----- GIVEN RECORDS

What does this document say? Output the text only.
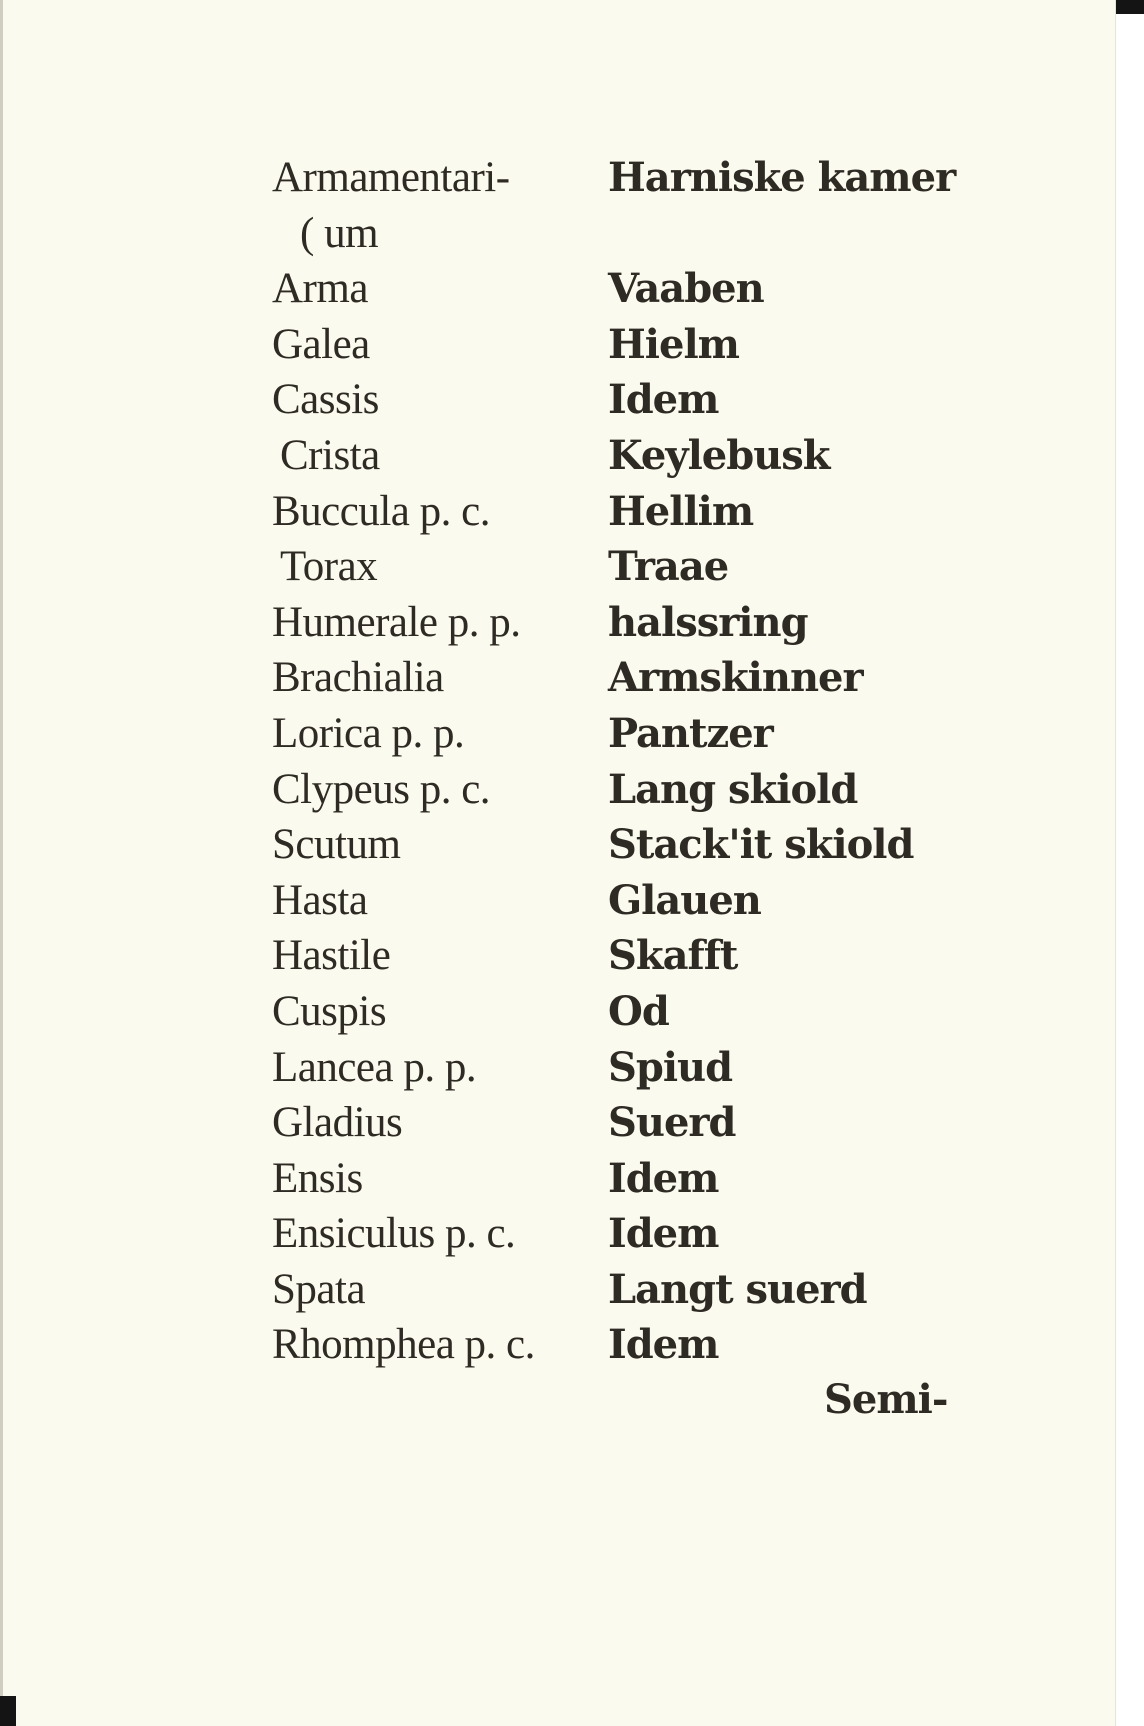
Armamentari- Harniske kamer
( um
Arma	Vaaben
Galea	Hielm
Cassis	Idem
Crista	Keylebusk
Buccula p. c.	Hellim
Torax	Traae
Humerale p. p. halssring
Brachialia	Armskinner
Lorica p. p.	Pantzer
Clypeus p. c.	Lang skiold
Scutum	Stack'it skiold
Hasta	Glauen
Hastile	Skafft
Cuspis	Od
Lancea p. p.	Spiud
Gladius	Suerd
Ensis	Idem
Ensiculus p. c. Idem
Spata	Langt suerd
Rhomphea p. c. Idem
Semi-
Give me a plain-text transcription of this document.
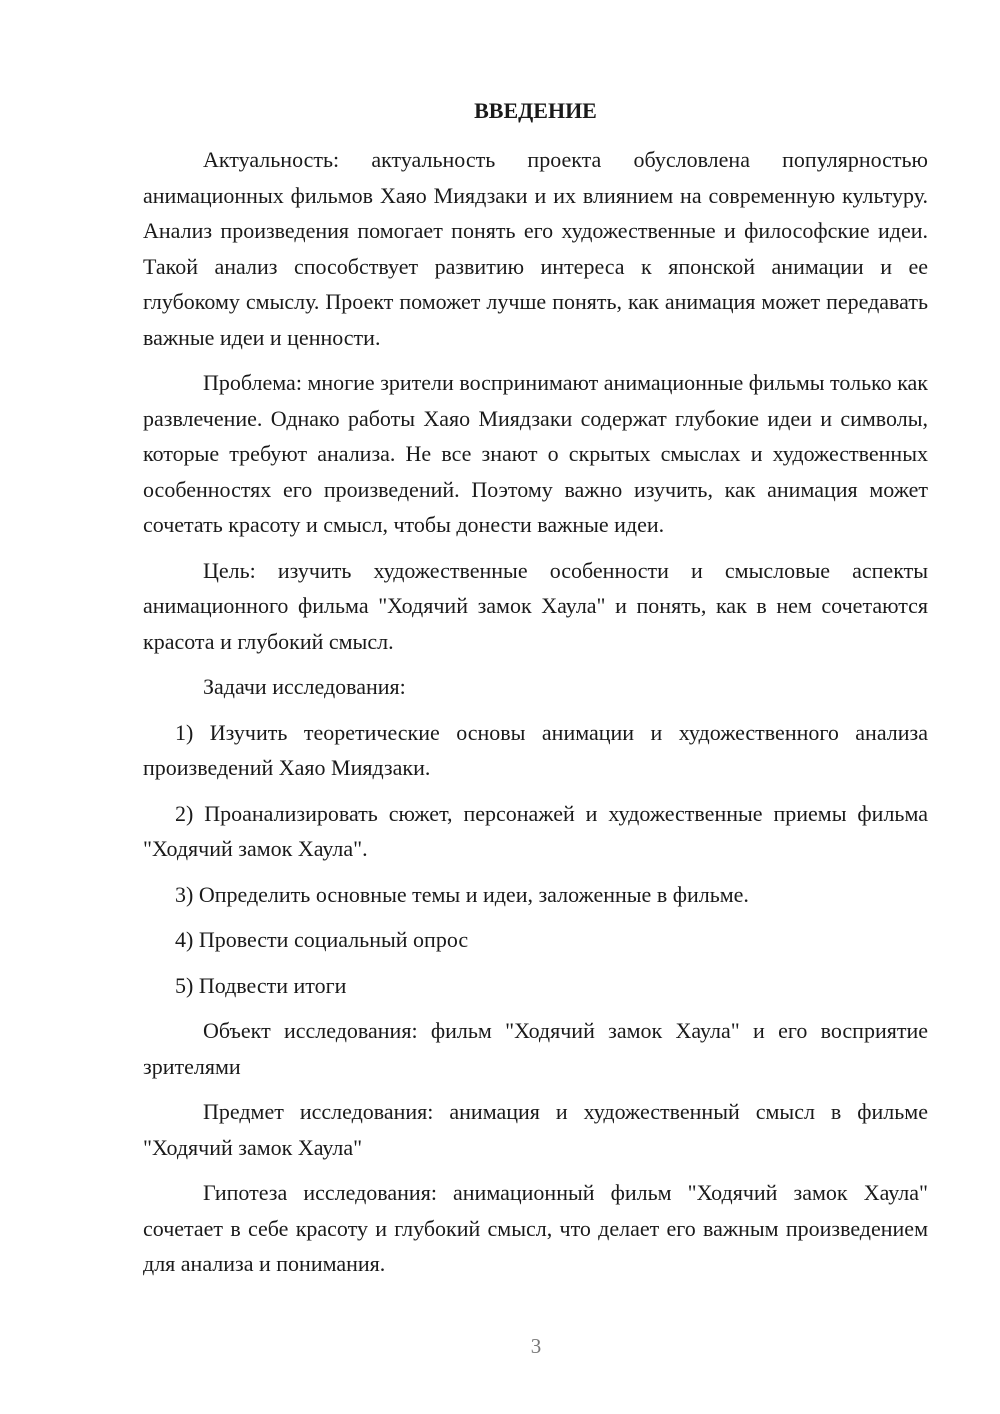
ВВЕДЕНИЕ

Актуальность: актуальность проекта обусловлена популярностью анимационных фильмов Хаяо Миядзаки и их влиянием на современную культуру. Анализ произведения помогает понять его художественные и философские идеи. Такой анализ способствует развитию интереса к японской анимации и ее глубокому смыслу. Проект поможет лучше понять, как анимация может передавать важные идеи и ценности.

Проблема: многие зрители воспринимают анимационные фильмы только как развлечение. Однако работы Хаяо Миядзаки содержат глубокие идеи и символы, которые требуют анализа. Не все знают о скрытых смыслах и художественных особенностях его произведений. Поэтому важно изучить, как анимация может сочетать красоту и смысл, чтобы донести важные идеи.

Цель: изучить художественные особенности и смысловые аспекты анимационного фильма "Ходячий замок Хаула" и понять, как в нем сочетаются красота и глубокий смысл.

Задачи исследования:

1) Изучить теоретические основы анимации и художественного анализа произведений Хаяо Миядзаки.

2) Проанализировать сюжет, персонажей и художественные приемы фильма "Ходячий замок Хаула".

3) Определить основные темы и идеи, заложенные в фильме.

4) Провести социальный опрос

5) Подвести итоги

Объект исследования: фильм "Ходячий замок Хаула" и его восприятие зрителями

Предмет исследования: анимация и художественный смысл в фильме "Ходячий замок Хаула"

Гипотеза исследования: анимационный фильм "Ходячий замок Хаула" сочетает в себе красоту и глубокий смысл, что делает его важным произведением для анализа и понимания.

3
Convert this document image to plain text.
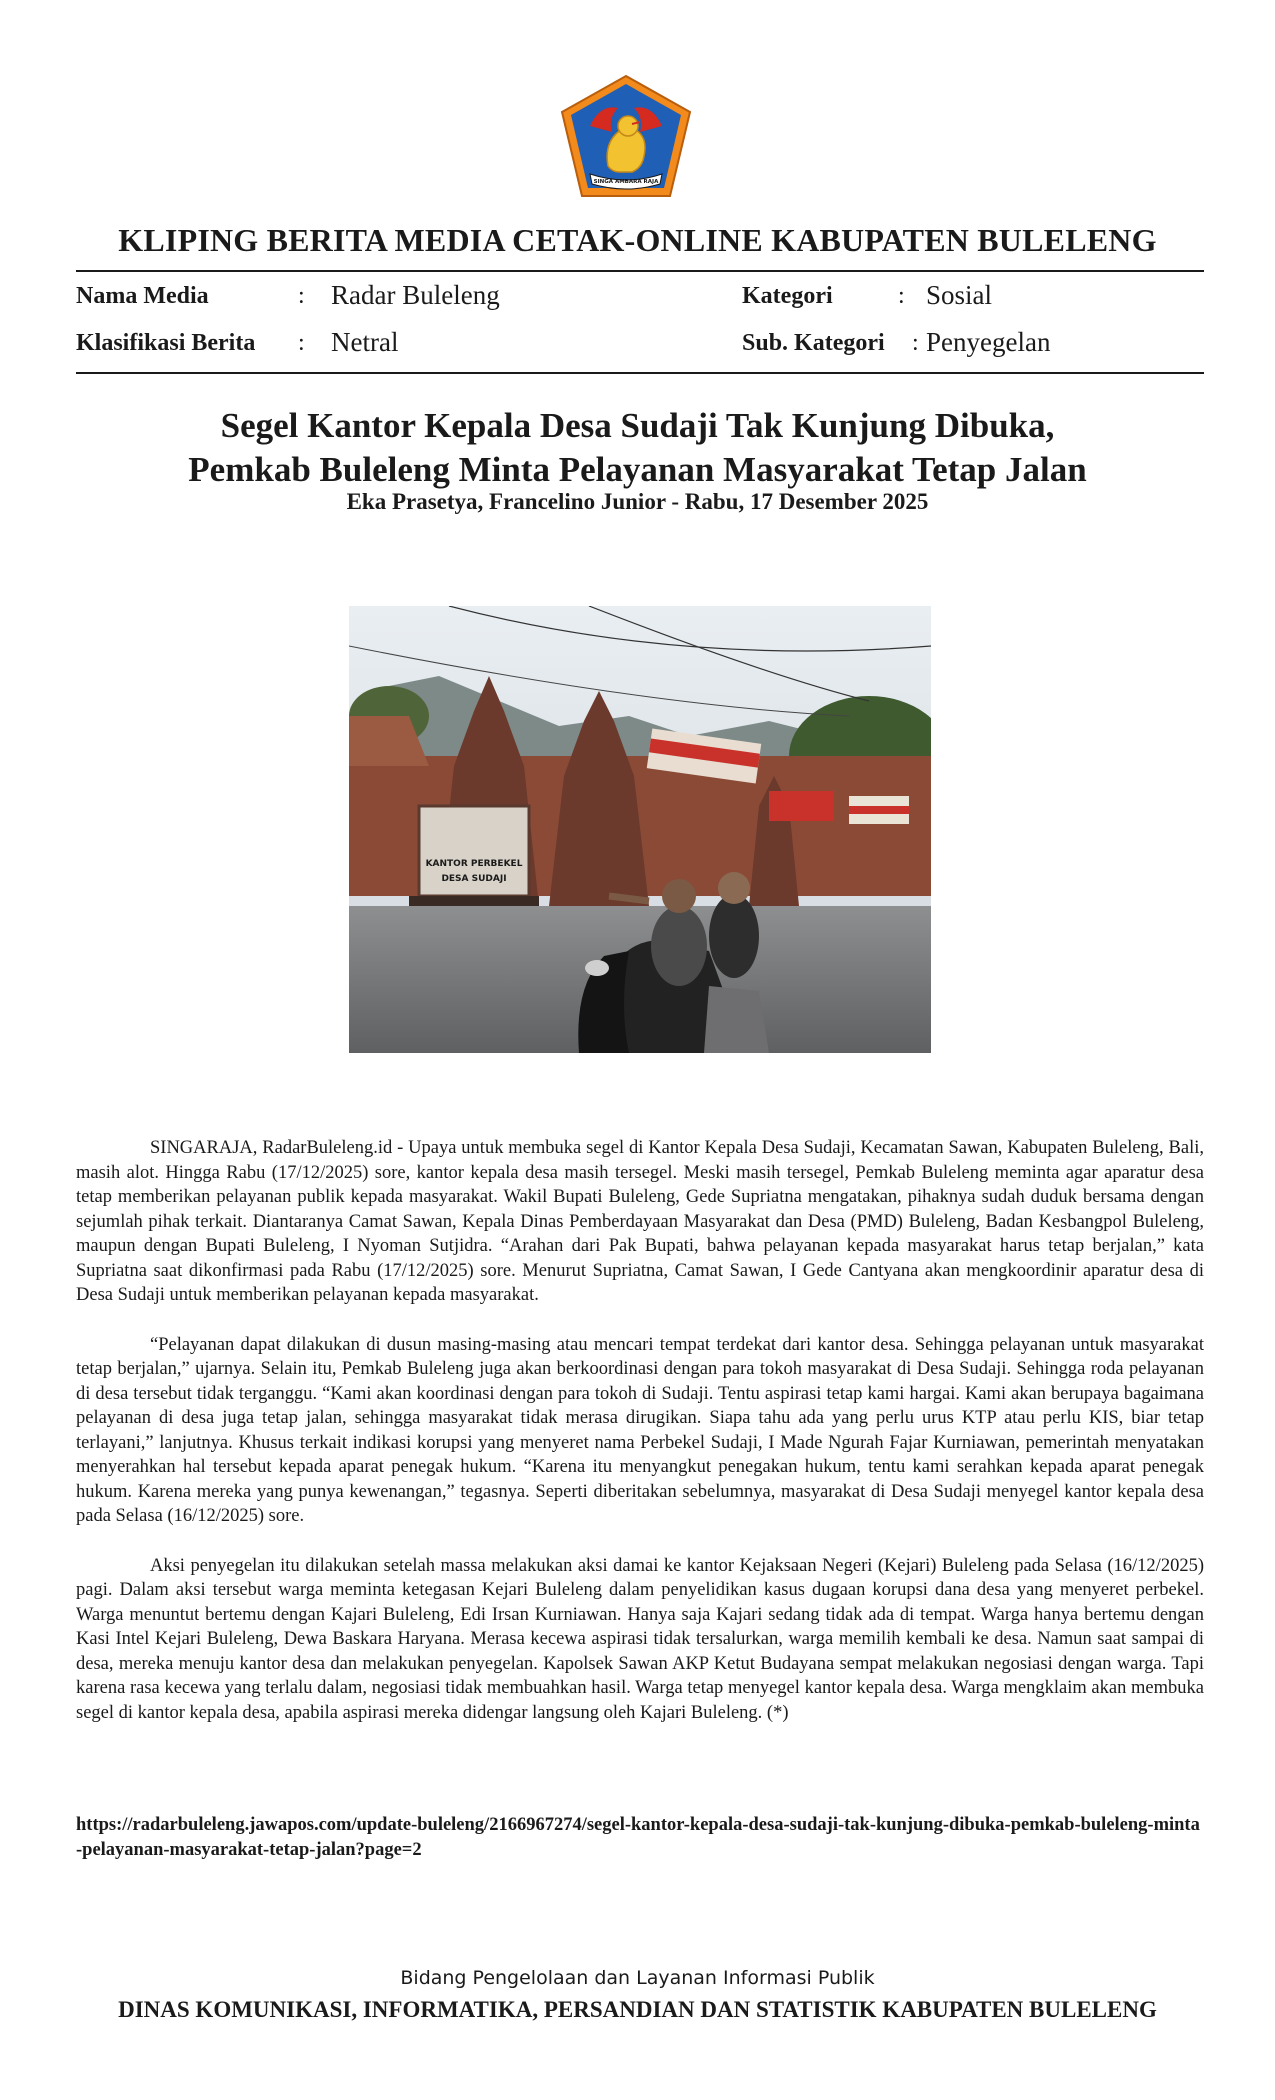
SINGA AMBARA RAJA
KLIPING BERITA MEDIA CETAK-ONLINE KABUPATEN BULELENG
Nama Media	: Radar Buleleng	Kategori	: Sosial
Klasifikasi Berita : Netral	Sub. Kategori : Penyegelan
Segel Kantor Kepala Desa Sudaji Tak Kunjung Dibuka,
Pemkab Buleleng Minta Pelayanan Masyarakat Tetap Jalan
Eka Prasetya, Francelino Junior - Rabu, 17 Desember 2025
KANTOR PERBEKEL
DESA SUDAJI

SINGARAJA, RadarBuleleng.id - Upaya untuk membuka segel di Kantor Kepala Desa Sudaji, Kecamatan Sawan, Kabupaten Buleleng, Bali, masih alot. Hingga Rabu (17/12/2025) sore, kantor kepala desa masih tersegel. Meski masih tersegel, Pemkab Buleleng meminta agar aparatur desa tetap memberikan pelayanan publik kepada masyarakat. Wakil Bupati Buleleng, Gede Supriatna mengatakan, pihaknya sudah duduk bersama dengan sejumlah pihak terkait. Diantaranya Camat Sawan, Kepala Dinas Pemberdayaan Masyarakat dan Desa (PMD) Buleleng, Badan Kesbangpol Buleleng, maupun dengan Bupati Buleleng, I Nyoman Sutjidra. “Arahan dari Pak Bupati, bahwa pelayanan kepada masyarakat harus tetap berjalan,” kata Supriatna saat dikonfirmasi pada Rabu (17/12/2025) sore. Menurut Supriatna, Camat Sawan, I Gede Cantyana akan mengkoordinir aparatur desa di Desa Sudaji untuk memberikan pelayanan kepada masyarakat.

“Pelayanan dapat dilakukan di dusun masing-masing atau mencari tempat terdekat dari kantor desa. Sehingga pelayanan untuk masyarakat tetap berjalan,” ujarnya. Selain itu, Pemkab Buleleng juga akan berkoordinasi dengan para tokoh masyarakat di Desa Sudaji. Sehingga roda pelayanan di desa tersebut tidak terganggu. “Kami akan koordinasi dengan para tokoh di Sudaji. Tentu aspirasi tetap kami hargai. Kami akan berupaya bagaimana pelayanan di desa juga tetap jalan, sehingga masyarakat tidak merasa dirugikan. Siapa tahu ada yang perlu urus KTP atau perlu KIS, biar tetap terlayani,” lanjutnya. Khusus terkait indikasi korupsi yang menyeret nama Perbekel Sudaji, I Made Ngurah Fajar Kurniawan, pemerintah menyatakan menyerahkan hal tersebut kepada aparat penegak hukum. “Karena itu menyangkut penegakan hukum, tentu kami serahkan kepada aparat penegak hukum. Karena mereka yang punya kewenangan,” tegasnya. Seperti diberitakan sebelumnya, masyarakat di Desa Sudaji menyegel kantor kepala desa pada Selasa (16/12/2025) sore.

Aksi penyegelan itu dilakukan setelah massa melakukan aksi damai ke kantor Kejaksaan Negeri (Kejari) Buleleng pada Selasa (16/12/2025) pagi. Dalam aksi tersebut warga meminta ketegasan Kejari Buleleng dalam penyelidikan kasus dugaan korupsi dana desa yang menyeret perbekel. Warga menuntut bertemu dengan Kajari Buleleng, Edi Irsan Kurniawan. Hanya saja Kajari sedang tidak ada di tempat. Warga hanya bertemu dengan Kasi Intel Kejari Buleleng, Dewa Baskara Haryana. Merasa kecewa aspirasi tidak tersalurkan, warga memilih kembali ke desa. Namun saat sampai di desa, mereka menuju kantor desa dan melakukan penyegelan. Kapolsek Sawan AKP Ketut Budayana sempat melakukan negosiasi dengan warga. Tapi karena rasa kecewa yang terlalu dalam, negosiasi tidak membuahkan hasil. Warga tetap menyegel kantor kepala desa. Warga mengklaim akan membuka segel di kantor kepala desa, apabila aspirasi mereka didengar langsung oleh Kajari Buleleng. (*)

https://radarbuleleng.jawapos.com/update-buleleng/2166967274/segel-kantor-kepala-desa-sudaji-tak-kunjung-dibuka-pemkab-buleleng-minta-pelayanan-masyarakat-tetap-jalan?page=2
Bidang Pengelolaan dan Layanan Informasi Publik
DINAS KOMUNIKASI, INFORMATIKA, PERSANDIAN DAN STATISTIK KABUPATEN BULELENG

----------

(EXERCISE DIRECTIONS) Retype all of the entries exactly as written, leaving out any images.

(CORRECT OUTPUT)
What does this document say? Output the text only.
Armamentari- Harniske kamer
( um
Arma	Vaaben
Galea	Hielm
Cassis	Idem
Crista	Keylebusk
Buccula p. c.	Hellim
Torax	Traae
Humerale p. p. halssring
Brachialia	Armskinner
Lorica p. p.	Pantzer
Clypeus p. c.	Lang skiold
Scutum	Stack'it skiold
Hasta	Glauen
Hastile	Skafft
Cuspis	Od
Lancea p. p.	Spiud
Gladius	Suerd
Ensis	Idem
Ensiculus p. c. Idem
Spata	Langt suerd
Rhomphea p. c. Idem
Semi-
Give me a plain-text transcription of this document.
ВВЕДЕНИЕ

Актуальность: актуальность проекта обусловлена популярностью анимационных фильмов Хаяо Миядзаки и их влиянием на современную культуру. Анализ произведения помогает понять его художественные и философские идеи. Такой анализ способствует развитию интереса к японской анимации и ее глубокому смыслу. Проект поможет лучше понять, как анимация может передавать важные идеи и ценности.

Проблема: многие зрители воспринимают анимационные фильмы только как развлечение. Однако работы Хаяо Миядзаки содержат глубокие идеи и символы, которые требуют анализа. Не все знают о скрытых смыслах и художественных особенностях его произведений. Поэтому важно изучить, как анимация может сочетать красоту и смысл, чтобы донести важные идеи.

Цель: изучить художественные особенности и смысловые аспекты анимационного фильма "Ходячий замок Хаула" и понять, как в нем сочетаются красота и глубокий смысл.

Задачи исследования:

1) Изучить теоретические основы анимации и художественного анализа произведений Хаяо Миядзаки.

2) Проанализировать сюжет, персонажей и художественные приемы фильма "Ходячий замок Хаула".

3) Определить основные темы и идеи, заложенные в фильме.

4) Провести социальный опрос

5) Подвести итоги

Объект исследования: фильм "Ходячий замок Хаула" и его восприятие зрителями

Предмет исследования: анимация и художественный смысл в фильме "Ходячий замок Хаула"

Гипотеза исследования: анимационный фильм "Ходячий замок Хаула" сочетает в себе красоту и глубокий смысл, что делает его важным произведением для анализа и понимания.

3
Convert this document image to plain text.
SINGA AMBARA RAJA
KLIPING BERITA MEDIA CETAK-ONLINE KABUPATEN BULELENG
Nama Media	: Radar Buleleng	Kategori	: Sosial
Klasifikasi Berita : Netral	Sub. Kategori : Penyegelan
Segel Kantor Kepala Desa Sudaji Tak Kunjung Dibuka,
Pemkab Buleleng Minta Pelayanan Masyarakat Tetap Jalan
Eka Prasetya, Francelino Junior - Rabu, 17 Desember 2025
KANTOR PERBEKEL
DESA SUDAJI

SINGARAJA, RadarBuleleng.id - Upaya untuk membuka segel di Kantor Kepala Desa Sudaji, Kecamatan Sawan, Kabupaten Buleleng, Bali, masih alot. Hingga Rabu (17/12/2025) sore, kantor kepala desa masih tersegel. Meski masih tersegel, Pemkab Buleleng meminta agar aparatur desa tetap memberikan pelayanan publik kepada masyarakat. Wakil Bupati Buleleng, Gede Supriatna mengatakan, pihaknya sudah duduk bersama dengan sejumlah pihak terkait. Diantaranya Camat Sawan, Kepala Dinas Pemberdayaan Masyarakat dan Desa (PMD) Buleleng, Badan Kesbangpol Buleleng, maupun dengan Bupati Buleleng, I Nyoman Sutjidra. “Arahan dari Pak Bupati, bahwa pelayanan kepada masyarakat harus tetap berjalan,” kata Supriatna saat dikonfirmasi pada Rabu (17/12/2025) sore. Menurut Supriatna, Camat Sawan, I Gede Cantyana akan mengkoordinir aparatur desa di Desa Sudaji untuk memberikan pelayanan kepada masyarakat.

“Pelayanan dapat dilakukan di dusun masing-masing atau mencari tempat terdekat dari kantor desa. Sehingga pelayanan untuk masyarakat tetap berjalan,” ujarnya. Selain itu, Pemkab Buleleng juga akan berkoordinasi dengan para tokoh masyarakat di Desa Sudaji. Sehingga roda pelayanan di desa tersebut tidak terganggu. “Kami akan koordinasi dengan para tokoh di Sudaji. Tentu aspirasi tetap kami hargai. Kami akan berupaya bagaimana pelayanan di desa juga tetap jalan, sehingga masyarakat tidak merasa dirugikan. Siapa tahu ada yang perlu urus KTP atau perlu KIS, biar tetap terlayani,” lanjutnya. Khusus terkait indikasi korupsi yang menyeret nama Perbekel Sudaji, I Made Ngurah Fajar Kurniawan, pemerintah menyatakan menyerahkan hal tersebut kepada aparat penegak hukum. “Karena itu menyangkut penegakan hukum, tentu kami serahkan kepada aparat penegak hukum. Karena mereka yang punya kewenangan,” tegasnya. Seperti diberitakan sebelumnya, masyarakat di Desa Sudaji menyegel kantor kepala desa pada Selasa (16/12/2025) sore.

Aksi penyegelan itu dilakukan setelah massa melakukan aksi damai ke kantor Kejaksaan Negeri (Kejari) Buleleng pada Selasa (16/12/2025) pagi. Dalam aksi tersebut warga meminta ketegasan Kejari Buleleng dalam penyelidikan kasus dugaan korupsi dana desa yang menyeret perbekel. Warga menuntut bertemu dengan Kajari Buleleng, Edi Irsan Kurniawan. Hanya saja Kajari sedang tidak ada di tempat. Warga hanya bertemu dengan Kasi Intel Kejari Buleleng, Dewa Baskara Haryana. Merasa kecewa aspirasi tidak tersalurkan, warga memilih kembali ke desa. Namun saat sampai di desa, mereka menuju kantor desa dan melakukan penyegelan. Kapolsek Sawan AKP Ketut Budayana sempat melakukan negosiasi dengan warga. Tapi karena rasa kecewa yang terlalu dalam, negosiasi tidak membuahkan hasil. Warga tetap menyegel kantor kepala desa. Warga mengklaim akan membuka segel di kantor kepala desa, apabila aspirasi mereka didengar langsung oleh Kajari Buleleng. (*)

https://radarbuleleng.jawapos.com/update-buleleng/2166967274/segel-kantor-kepala-desa-sudaji-tak-kunjung-dibuka-pemkab-buleleng-minta-pelayanan-masyarakat-tetap-jalan?page=2
Bidang Pengelolaan dan Layanan Informasi Publik
DINAS KOMUNIKASI, INFORMATIKA, PERSANDIAN DAN STATISTIK KABUPATEN BULELENG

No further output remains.